Omit all images. Transcribe the rest of the material below exactly.

···

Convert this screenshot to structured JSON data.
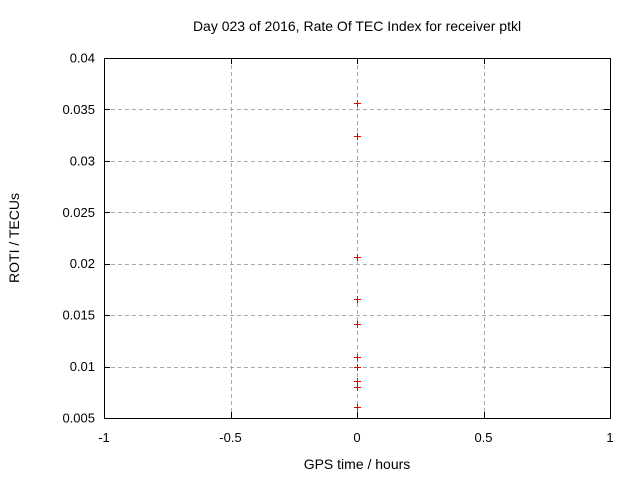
{
  "chart_data": {
    "type": "scatter",
    "title": "Day 023 of 2016, Rate Of TEC Index for receiver ptkl",
    "xlabel": "GPS time / hours",
    "ylabel": "ROTI / TECUs",
    "xlim": [
      -1,
      1
    ],
    "ylim": [
      0.005,
      0.04
    ],
    "xticks": [
      -1,
      -0.5,
      0,
      0.5,
      1
    ],
    "xtick_labels": [
      "-1",
      "-0.5",
      "0",
      "0.5",
      "1"
    ],
    "yticks": [
      0.005,
      0.01,
      0.015,
      0.02,
      0.025,
      0.03,
      0.035,
      0.04
    ],
    "ytick_labels": [
      "0.005",
      "0.01",
      "0.015",
      "0.02",
      "0.025",
      "0.03",
      "0.035",
      "0.04"
    ],
    "grid": true,
    "legend": "none",
    "series": [
      {
        "marker": "plus",
        "color": "#e60000",
        "points": [
          {
            "x": 0,
            "y": 0.0356
          },
          {
            "x": 0,
            "y": 0.0324
          },
          {
            "x": 0,
            "y": 0.0207
          },
          {
            "x": 0,
            "y": 0.0166
          },
          {
            "x": 0,
            "y": 0.0141
          },
          {
            "x": 0,
            "y": 0.0109
          },
          {
            "x": 0,
            "y": 0.01
          },
          {
            "x": 0,
            "y": 0.0086
          },
          {
            "x": 0,
            "y": 0.008
          },
          {
            "x": 0,
            "y": 0.0061
          }
        ]
      }
    ],
    "colors": {
      "background": "#ffffff",
      "frame": "#000000",
      "grid": "#a9a9a9",
      "marker": "#e60000",
      "text": "#000000"
    }
  }
}
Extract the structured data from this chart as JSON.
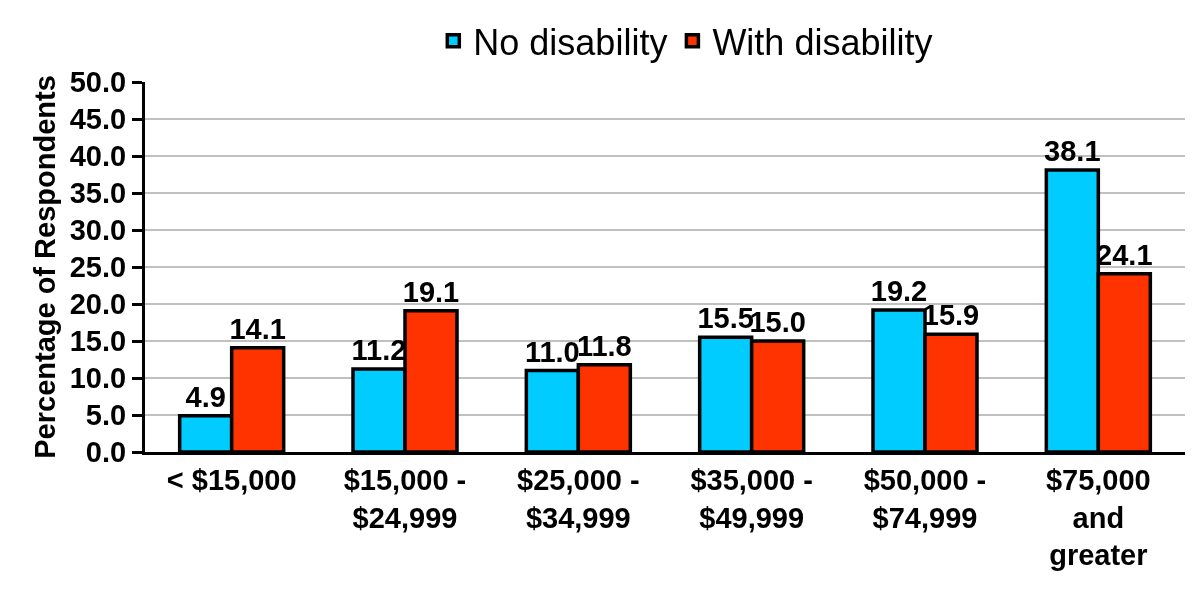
{
  "chart_data": {
    "type": "bar",
    "ylabel": "Percentage of Respondents",
    "categories": [
      "< $15,000",
      "$15,000 - $24,999",
      "$25,000 - $34,999",
      "$35,000 - $49,999",
      "$50,000 - $74,999",
      "$75,000 and greater"
    ],
    "series": [
      {
        "name": "No disability",
        "color": "#00ccff",
        "values": [
          4.9,
          11.2,
          11.0,
          15.5,
          19.2,
          38.1
        ],
        "value_labels": [
          "4.9",
          "11.2",
          "11.0",
          "15.5",
          "19.2",
          "38.1"
        ]
      },
      {
        "name": "With disability",
        "color": "#ff3300",
        "values": [
          14.1,
          19.1,
          11.8,
          15.0,
          15.9,
          24.1
        ],
        "value_labels": [
          "14.1",
          "19.1",
          "11.8",
          "15.0",
          "15.9",
          "24.1"
        ]
      }
    ],
    "ylim": [
      0,
      50
    ],
    "yticks": [
      {
        "value": 0,
        "label": "0.0"
      },
      {
        "value": 5,
        "label": "5.0"
      },
      {
        "value": 10,
        "label": "10.0"
      },
      {
        "value": 15,
        "label": "15.0"
      },
      {
        "value": 20,
        "label": "20.0"
      },
      {
        "value": 25,
        "label": "25.0"
      },
      {
        "value": 30,
        "label": "30.0"
      },
      {
        "value": 35,
        "label": "35.0"
      },
      {
        "value": 40,
        "label": "40.0"
      },
      {
        "value": 45,
        "label": "45.0"
      },
      {
        "value": 50,
        "label": "50.0"
      }
    ],
    "grid": "y",
    "legend": "top"
  }
}
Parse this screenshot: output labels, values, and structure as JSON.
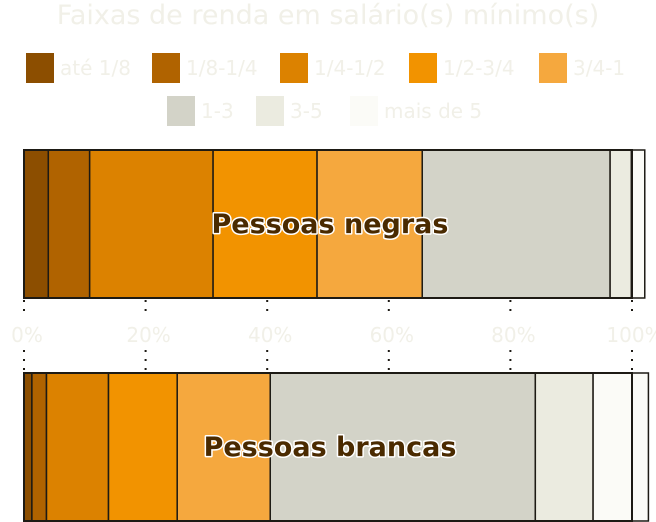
{
  "chart_data": {
    "type": "bar",
    "orientation": "horizontal-stacked-100",
    "title": "Faixas de renda em salário(s) mínimo(s)",
    "legend_placement": "top",
    "categories": [
      "até 1/8",
      "1/8-1/4",
      "1/4-1/2",
      "1/2-3/4",
      "3/4-1",
      "1-3",
      "3-5",
      "mais de 5"
    ],
    "colors": [
      "#8c4e00",
      "#b06300",
      "#dc8200",
      "#f29300",
      "#f5a83e",
      "#d3d3c8",
      "#ebebe0",
      "#fbfbf7"
    ],
    "x_ticks": [
      "0%",
      "20%",
      "40%",
      "60%",
      "80%",
      "100%"
    ],
    "xlim": [
      0,
      100
    ],
    "series": [
      {
        "name": "Pessoas negras",
        "values": [
          4.0,
          6.8,
          20.3,
          17.1,
          17.3,
          30.9,
          3.5,
          2.2
        ]
      },
      {
        "name": "Pessoas brancas",
        "values": [
          1.3,
          2.4,
          10.2,
          11.3,
          15.3,
          43.6,
          9.5,
          9.1
        ]
      }
    ]
  }
}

···

TASK RESULT:
Convert this screenshot to structured JSON data.
{
  "chart_data": {
    "type": "scatter",
    "title": "Day 023 of 2016, Rate Of TEC Index for receiver ptkl",
    "xlabel": "GPS time / hours",
    "ylabel": "ROTI / TECUs",
    "xlim": [
      -1,
      1
    ],
    "ylim": [
      0.005,
      0.04
    ],
    "xticks": [
      -1,
      -0.5,
      0,
      0.5,
      1
    ],
    "xtick_labels": [
      "-1",
      "-0.5",
      "0",
      "0.5",
      "1"
    ],
    "yticks": [
      0.005,
      0.01,
      0.015,
      0.02,
      0.025,
      0.03,
      0.035,
      0.04
    ],
    "ytick_labels": [
      "0.005",
      "0.01",
      "0.015",
      "0.02",
      "0.025",
      "0.03",
      "0.035",
      "0.04"
    ],
    "grid": true,
    "legend": "none",
    "series": [
      {
        "marker": "plus",
        "color": "#e60000",
        "points": [
          {
            "x": 0,
            "y": 0.0356
          },
          {
            "x": 0,
            "y": 0.0324
          },
          {
            "x": 0,
            "y": 0.0207
          },
          {
            "x": 0,
            "y": 0.0166
          },
          {
            "x": 0,
            "y": 0.0141
          },
          {
            "x": 0,
            "y": 0.0109
          },
          {
            "x": 0,
            "y": 0.01
          },
          {
            "x": 0,
            "y": 0.0086
          },
          {
            "x": 0,
            "y": 0.008
          },
          {
            "x": 0,
            "y": 0.0061
          }
        ]
      }
    ],
    "colors": {
      "background": "#ffffff",
      "frame": "#000000",
      "grid": "#a9a9a9",
      "marker": "#e60000",
      "text": "#000000"
    }
  }
}
Extract the structured data from this chart as JSON.
{
  "chart_data": {
    "type": "bar",
    "ylabel": "Percentage of Respondents",
    "categories": [
      "< $15,000",
      "$15,000 - $24,999",
      "$25,000 - $34,999",
      "$35,000 - $49,999",
      "$50,000 - $74,999",
      "$75,000 and greater"
    ],
    "series": [
      {
        "name": "No disability",
        "color": "#00ccff",
        "values": [
          4.9,
          11.2,
          11.0,
          15.5,
          19.2,
          38.1
        ],
        "value_labels": [
          "4.9",
          "11.2",
          "11.0",
          "15.5",
          "19.2",
          "38.1"
        ]
      },
      {
        "name": "With disability",
        "color": "#ff3300",
        "values": [
          14.1,
          19.1,
          11.8,
          15.0,
          15.9,
          24.1
        ],
        "value_labels": [
          "14.1",
          "19.1",
          "11.8",
          "15.0",
          "15.9",
          "24.1"
        ]
      }
    ],
    "ylim": [
      0,
      50
    ],
    "yticks": [
      {
        "value": 0,
        "label": "0.0"
      },
      {
        "value": 5,
        "label": "5.0"
      },
      {
        "value": 10,
        "label": "10.0"
      },
      {
        "value": 15,
        "label": "15.0"
      },
      {
        "value": 20,
        "label": "20.0"
      },
      {
        "value": 25,
        "label": "25.0"
      },
      {
        "value": 30,
        "label": "30.0"
      },
      {
        "value": 35,
        "label": "35.0"
      },
      {
        "value": 40,
        "label": "40.0"
      },
      {
        "value": 45,
        "label": "45.0"
      },
      {
        "value": 50,
        "label": "50.0"
      }
    ],
    "grid": "y",
    "legend": "top"
  }
}
Parse this screenshot: output labels, values, and structure as JSON.
{
  "chart_data": {
    "type": "bar",
    "orientation": "horizontal-stacked-100",
    "title": "Faixas de renda em salário(s) mínimo(s)",
    "legend_placement": "top",
    "categories": [
      "até 1/8",
      "1/8-1/4",
      "1/4-1/2",
      "1/2-3/4",
      "3/4-1",
      "1-3",
      "3-5",
      "mais de 5"
    ],
    "colors": [
      "#8c4e00",
      "#b06300",
      "#dc8200",
      "#f29300",
      "#f5a83e",
      "#d3d3c8",
      "#ebebe0",
      "#fbfbf7"
    ],
    "x_ticks": [
      "0%",
      "20%",
      "40%",
      "60%",
      "80%",
      "100%"
    ],
    "xlim": [
      0,
      100
    ],
    "series": [
      {
        "name": "Pessoas negras",
        "values": [
          4.0,
          6.8,
          20.3,
          17.1,
          17.3,
          30.9,
          3.5,
          2.2
        ]
      },
      {
        "name": "Pessoas brancas",
        "values": [
          1.3,
          2.4,
          10.2,
          11.3,
          15.3,
          43.6,
          9.5,
          9.1
        ]
      }
    ]
  }
}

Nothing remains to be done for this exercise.